Items ▸
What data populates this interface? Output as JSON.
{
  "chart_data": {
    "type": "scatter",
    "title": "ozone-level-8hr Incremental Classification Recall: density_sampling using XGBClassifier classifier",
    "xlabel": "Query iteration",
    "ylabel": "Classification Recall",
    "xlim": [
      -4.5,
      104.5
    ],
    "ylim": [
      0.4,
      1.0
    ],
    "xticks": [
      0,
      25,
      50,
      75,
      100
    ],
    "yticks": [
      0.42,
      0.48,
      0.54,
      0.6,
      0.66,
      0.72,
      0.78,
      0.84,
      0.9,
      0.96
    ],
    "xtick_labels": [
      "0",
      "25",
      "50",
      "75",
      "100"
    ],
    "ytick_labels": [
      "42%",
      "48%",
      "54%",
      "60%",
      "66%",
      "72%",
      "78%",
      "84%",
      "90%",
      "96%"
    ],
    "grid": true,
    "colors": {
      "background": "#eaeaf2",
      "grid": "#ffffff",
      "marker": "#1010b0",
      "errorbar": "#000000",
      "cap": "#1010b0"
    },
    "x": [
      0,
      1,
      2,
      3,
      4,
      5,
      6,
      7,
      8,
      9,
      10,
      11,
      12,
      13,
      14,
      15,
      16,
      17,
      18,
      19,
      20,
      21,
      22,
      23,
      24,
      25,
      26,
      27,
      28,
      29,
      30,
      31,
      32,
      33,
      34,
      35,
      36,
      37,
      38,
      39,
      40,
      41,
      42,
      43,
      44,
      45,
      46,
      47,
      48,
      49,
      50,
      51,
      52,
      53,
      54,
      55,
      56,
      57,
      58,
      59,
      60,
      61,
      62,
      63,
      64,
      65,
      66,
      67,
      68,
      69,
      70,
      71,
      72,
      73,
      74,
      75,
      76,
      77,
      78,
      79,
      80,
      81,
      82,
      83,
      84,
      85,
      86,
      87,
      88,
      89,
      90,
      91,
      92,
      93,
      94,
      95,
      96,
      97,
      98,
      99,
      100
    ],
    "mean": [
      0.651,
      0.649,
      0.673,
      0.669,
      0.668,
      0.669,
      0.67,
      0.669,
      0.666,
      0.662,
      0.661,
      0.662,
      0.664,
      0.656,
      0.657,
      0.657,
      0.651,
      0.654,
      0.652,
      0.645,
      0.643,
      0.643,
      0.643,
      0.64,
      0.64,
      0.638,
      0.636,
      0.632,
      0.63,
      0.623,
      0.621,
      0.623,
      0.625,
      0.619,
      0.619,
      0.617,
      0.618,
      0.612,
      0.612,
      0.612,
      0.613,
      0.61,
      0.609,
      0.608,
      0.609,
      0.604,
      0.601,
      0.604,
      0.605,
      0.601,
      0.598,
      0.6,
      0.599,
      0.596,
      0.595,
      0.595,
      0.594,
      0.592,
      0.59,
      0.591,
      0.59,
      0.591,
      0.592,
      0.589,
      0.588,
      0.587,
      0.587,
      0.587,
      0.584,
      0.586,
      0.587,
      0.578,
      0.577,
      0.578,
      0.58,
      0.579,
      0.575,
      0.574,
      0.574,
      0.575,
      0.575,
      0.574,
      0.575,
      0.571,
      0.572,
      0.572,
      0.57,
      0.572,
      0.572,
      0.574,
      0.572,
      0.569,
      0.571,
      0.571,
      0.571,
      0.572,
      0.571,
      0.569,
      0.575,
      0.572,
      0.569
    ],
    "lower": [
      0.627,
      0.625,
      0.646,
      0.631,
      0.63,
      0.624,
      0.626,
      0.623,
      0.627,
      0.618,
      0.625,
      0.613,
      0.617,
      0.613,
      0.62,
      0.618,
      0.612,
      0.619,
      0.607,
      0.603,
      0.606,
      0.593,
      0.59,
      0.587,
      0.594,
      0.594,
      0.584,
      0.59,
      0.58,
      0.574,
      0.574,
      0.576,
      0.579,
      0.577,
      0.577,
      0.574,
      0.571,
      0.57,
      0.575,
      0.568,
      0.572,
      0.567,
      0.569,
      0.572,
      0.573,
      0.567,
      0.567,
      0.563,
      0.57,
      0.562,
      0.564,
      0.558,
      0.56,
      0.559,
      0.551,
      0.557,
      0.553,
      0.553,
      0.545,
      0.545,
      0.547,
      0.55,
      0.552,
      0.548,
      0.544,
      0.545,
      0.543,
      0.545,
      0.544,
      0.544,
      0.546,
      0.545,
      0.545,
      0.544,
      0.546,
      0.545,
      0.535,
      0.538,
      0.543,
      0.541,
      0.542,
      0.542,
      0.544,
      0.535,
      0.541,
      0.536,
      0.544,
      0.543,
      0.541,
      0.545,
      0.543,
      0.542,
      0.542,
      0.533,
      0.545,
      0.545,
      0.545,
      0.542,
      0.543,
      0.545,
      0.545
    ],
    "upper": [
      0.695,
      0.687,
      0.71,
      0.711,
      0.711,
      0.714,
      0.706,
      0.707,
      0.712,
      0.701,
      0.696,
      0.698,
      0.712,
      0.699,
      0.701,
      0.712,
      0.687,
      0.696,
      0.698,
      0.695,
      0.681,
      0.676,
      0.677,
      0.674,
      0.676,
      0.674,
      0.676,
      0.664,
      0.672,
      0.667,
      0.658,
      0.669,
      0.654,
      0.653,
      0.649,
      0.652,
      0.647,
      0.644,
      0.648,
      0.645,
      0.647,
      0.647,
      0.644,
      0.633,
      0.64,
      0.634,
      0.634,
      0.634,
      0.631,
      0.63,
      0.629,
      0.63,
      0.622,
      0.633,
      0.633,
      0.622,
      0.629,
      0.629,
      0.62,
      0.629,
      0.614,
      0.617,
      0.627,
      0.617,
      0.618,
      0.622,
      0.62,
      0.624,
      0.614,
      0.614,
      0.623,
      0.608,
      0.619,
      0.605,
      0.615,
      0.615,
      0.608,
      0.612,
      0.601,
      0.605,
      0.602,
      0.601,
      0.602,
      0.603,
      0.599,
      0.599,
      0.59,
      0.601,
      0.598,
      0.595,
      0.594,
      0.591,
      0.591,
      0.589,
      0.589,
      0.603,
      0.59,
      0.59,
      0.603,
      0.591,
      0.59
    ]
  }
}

Instructions to follow ▸
Copy all the records above precisely.

Response to the task ▸
What data populates this interface? Output as JSON.
{
  "chart_data": {
    "type": "scatter",
    "title": "ozone-level-8hr Incremental Classification Recall: density_sampling using XGBClassifier classifier",
    "xlabel": "Query iteration",
    "ylabel": "Classification Recall",
    "xlim": [
      -4.5,
      104.5
    ],
    "ylim": [
      0.4,
      1.0
    ],
    "xticks": [
      0,
      25,
      50,
      75,
      100
    ],
    "yticks": [
      0.42,
      0.48,
      0.54,
      0.6,
      0.66,
      0.72,
      0.78,
      0.84,
      0.9,
      0.96
    ],
    "xtick_labels": [
      "0",
      "25",
      "50",
      "75",
      "100"
    ],
    "ytick_labels": [
      "42%",
      "48%",
      "54%",
      "60%",
      "66%",
      "72%",
      "78%",
      "84%",
      "90%",
      "96%"
    ],
    "grid": true,
    "colors": {
      "background": "#eaeaf2",
      "grid": "#ffffff",
      "marker": "#1010b0",
      "errorbar": "#000000",
      "cap": "#1010b0"
    },
    "x": [
      0,
      1,
      2,
      3,
      4,
      5,
      6,
      7,
      8,
      9,
      10,
      11,
      12,
      13,
      14,
      15,
      16,
      17,
      18,
      19,
      20,
      21,
      22,
      23,
      24,
      25,
      26,
      27,
      28,
      29,
      30,
      31,
      32,
      33,
      34,
      35,
      36,
      37,
      38,
      39,
      40,
      41,
      42,
      43,
      44,
      45,
      46,
      47,
      48,
      49,
      50,
      51,
      52,
      53,
      54,
      55,
      56,
      57,
      58,
      59,
      60,
      61,
      62,
      63,
      64,
      65,
      66,
      67,
      68,
      69,
      70,
      71,
      72,
      73,
      74,
      75,
      76,
      77,
      78,
      79,
      80,
      81,
      82,
      83,
      84,
      85,
      86,
      87,
      88,
      89,
      90,
      91,
      92,
      93,
      94,
      95,
      96,
      97,
      98,
      99,
      100
    ],
    "mean": [
      0.651,
      0.649,
      0.673,
      0.669,
      0.668,
      0.669,
      0.67,
      0.669,
      0.666,
      0.662,
      0.661,
      0.662,
      0.664,
      0.656,
      0.657,
      0.657,
      0.651,
      0.654,
      0.652,
      0.645,
      0.643,
      0.643,
      0.643,
      0.64,
      0.64,
      0.638,
      0.636,
      0.632,
      0.63,
      0.623,
      0.621,
      0.623,
      0.625,
      0.619,
      0.619,
      0.617,
      0.618,
      0.612,
      0.612,
      0.612,
      0.613,
      0.61,
      0.609,
      0.608,
      0.609,
      0.604,
      0.601,
      0.604,
      0.605,
      0.601,
      0.598,
      0.6,
      0.599,
      0.596,
      0.595,
      0.595,
      0.594,
      0.592,
      0.59,
      0.591,
      0.59,
      0.591,
      0.592,
      0.589,
      0.588,
      0.587,
      0.587,
      0.587,
      0.584,
      0.586,
      0.587,
      0.578,
      0.577,
      0.578,
      0.58,
      0.579,
      0.575,
      0.574,
      0.574,
      0.575,
      0.575,
      0.574,
      0.575,
      0.571,
      0.572,
      0.572,
      0.57,
      0.572,
      0.572,
      0.574,
      0.572,
      0.569,
      0.571,
      0.571,
      0.571,
      0.572,
      0.571,
      0.569,
      0.575,
      0.572,
      0.569
    ],
    "lower": [
      0.627,
      0.625,
      0.646,
      0.631,
      0.63,
      0.624,
      0.626,
      0.623,
      0.627,
      0.618,
      0.625,
      0.613,
      0.617,
      0.613,
      0.62,
      0.618,
      0.612,
      0.619,
      0.607,
      0.603,
      0.606,
      0.593,
      0.59,
      0.587,
      0.594,
      0.594,
      0.584,
      0.59,
      0.58,
      0.574,
      0.574,
      0.576,
      0.579,
      0.577,
      0.577,
      0.574,
      0.571,
      0.57,
      0.575,
      0.568,
      0.572,
      0.567,
      0.569,
      0.572,
      0.573,
      0.567,
      0.567,
      0.563,
      0.57,
      0.562,
      0.564,
      0.558,
      0.56,
      0.559,
      0.551,
      0.557,
      0.553,
      0.553,
      0.545,
      0.545,
      0.547,
      0.55,
      0.552,
      0.548,
      0.544,
      0.545,
      0.543,
      0.545,
      0.544,
      0.544,
      0.546,
      0.545,
      0.545,
      0.544,
      0.546,
      0.545,
      0.535,
      0.538,
      0.543,
      0.541,
      0.542,
      0.542,
      0.544,
      0.535,
      0.541,
      0.536,
      0.544,
      0.543,
      0.541,
      0.545,
      0.543,
      0.542,
      0.542,
      0.533,
      0.545,
      0.545,
      0.545,
      0.542,
      0.543,
      0.545,
      0.545
    ],
    "upper": [
      0.695,
      0.687,
      0.71,
      0.711,
      0.711,
      0.714,
      0.706,
      0.707,
      0.712,
      0.701,
      0.696,
      0.698,
      0.712,
      0.699,
      0.701,
      0.712,
      0.687,
      0.696,
      0.698,
      0.695,
      0.681,
      0.676,
      0.677,
      0.674,
      0.676,
      0.674,
      0.676,
      0.664,
      0.672,
      0.667,
      0.658,
      0.669,
      0.654,
      0.653,
      0.649,
      0.652,
      0.647,
      0.644,
      0.648,
      0.645,
      0.647,
      0.647,
      0.644,
      0.633,
      0.64,
      0.634,
      0.634,
      0.634,
      0.631,
      0.63,
      0.629,
      0.63,
      0.622,
      0.633,
      0.633,
      0.622,
      0.629,
      0.629,
      0.62,
      0.629,
      0.614,
      0.617,
      0.627,
      0.617,
      0.618,
      0.622,
      0.62,
      0.624,
      0.614,
      0.614,
      0.623,
      0.608,
      0.619,
      0.605,
      0.615,
      0.615,
      0.608,
      0.612,
      0.601,
      0.605,
      0.602,
      0.601,
      0.602,
      0.603,
      0.599,
      0.599,
      0.59,
      0.601,
      0.598,
      0.595,
      0.594,
      0.591,
      0.591,
      0.589,
      0.589,
      0.603,
      0.59,
      0.59,
      0.603,
      0.591,
      0.59
    ]
  }
}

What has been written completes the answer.